Work required:
Reproduce the data that follows in its entirety, character for character.

Listed records:
○ ○ ○ ○ ○
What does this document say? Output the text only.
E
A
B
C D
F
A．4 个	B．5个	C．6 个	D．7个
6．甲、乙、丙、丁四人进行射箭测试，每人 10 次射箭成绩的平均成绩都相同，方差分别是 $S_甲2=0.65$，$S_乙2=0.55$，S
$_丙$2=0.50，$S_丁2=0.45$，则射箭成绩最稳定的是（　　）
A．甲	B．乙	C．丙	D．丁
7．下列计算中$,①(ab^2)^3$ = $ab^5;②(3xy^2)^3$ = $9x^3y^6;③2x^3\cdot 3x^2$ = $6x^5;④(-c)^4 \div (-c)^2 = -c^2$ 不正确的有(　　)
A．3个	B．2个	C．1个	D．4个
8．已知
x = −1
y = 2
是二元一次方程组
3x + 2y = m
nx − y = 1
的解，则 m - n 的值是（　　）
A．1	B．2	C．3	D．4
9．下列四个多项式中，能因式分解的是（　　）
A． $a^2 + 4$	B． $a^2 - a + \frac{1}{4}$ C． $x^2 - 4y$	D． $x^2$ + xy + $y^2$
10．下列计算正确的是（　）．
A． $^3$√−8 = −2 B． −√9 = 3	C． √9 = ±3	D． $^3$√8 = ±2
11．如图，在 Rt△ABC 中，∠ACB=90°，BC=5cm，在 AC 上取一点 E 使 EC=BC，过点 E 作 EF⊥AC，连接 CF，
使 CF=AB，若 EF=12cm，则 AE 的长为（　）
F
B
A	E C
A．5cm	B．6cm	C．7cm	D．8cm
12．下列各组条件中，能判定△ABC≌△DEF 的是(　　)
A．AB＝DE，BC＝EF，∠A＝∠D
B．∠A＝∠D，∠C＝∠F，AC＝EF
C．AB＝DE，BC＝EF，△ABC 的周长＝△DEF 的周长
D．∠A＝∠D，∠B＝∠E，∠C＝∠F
○ ○ ○ ○ ○
Correct result:
What does this document say? Output the text only.
E
A
B
C D
F
A．4 个	B．5个	C．6 个	D．7个
6．甲、乙、丙、丁四人进行射箭测试，每人 10 次射箭成绩的平均成绩都相同，方差分别是 $S_甲2=0.65$，$S_乙2=0.55$，S
$_丙$2=0.50，$S_丁2=0.45$，则射箭成绩最稳定的是（　　）
A．甲	B．乙	C．丙	D．丁
7．下列计算中$,①(ab^2)^3$ = $ab^5;②(3xy^2)^3$ = $9x^3y^6;③2x^3\cdot 3x^2$ = $6x^5;④(-c)^4 \div (-c)^2 = -c^2$ 不正确的有(　　)
A．3个	B．2个	C．1个	D．4个
8．已知
x = −1
y = 2
是二元一次方程组
3x + 2y = m
nx − y = 1
的解，则 m - n 的值是（　　）
A．1	B．2	C．3	D．4
9．下列四个多项式中，能因式分解的是（　　）
A． $a^2 + 4$	B． $a^2 - a + \frac{1}{4}$ C． $x^2 - 4y$	D． $x^2$ + xy + $y^2$
10．下列计算正确的是（　）．
A． $^3$√−8 = −2 B． −√9 = 3	C． √9 = ±3	D． $^3$√8 = ±2
11．如图，在 Rt△ABC 中，∠ACB=90°，BC=5cm，在 AC 上取一点 E 使 EC=BC，过点 E 作 EF⊥AC，连接 CF，
使 CF=AB，若 EF=12cm，则 AE 的长为（　）
F
B
A	E C
A．5cm	B．6cm	C．7cm	D．8cm
12．下列各组条件中，能判定△ABC≌△DEF 的是(　　)
A．AB＝DE，BC＝EF，∠A＝∠D
B．∠A＝∠D，∠C＝∠F，AC＝EF
C．AB＝DE，BC＝EF，△ABC 的周长＝△DEF 的周长
D．∠A＝∠D，∠B＝∠E，∠C＝∠F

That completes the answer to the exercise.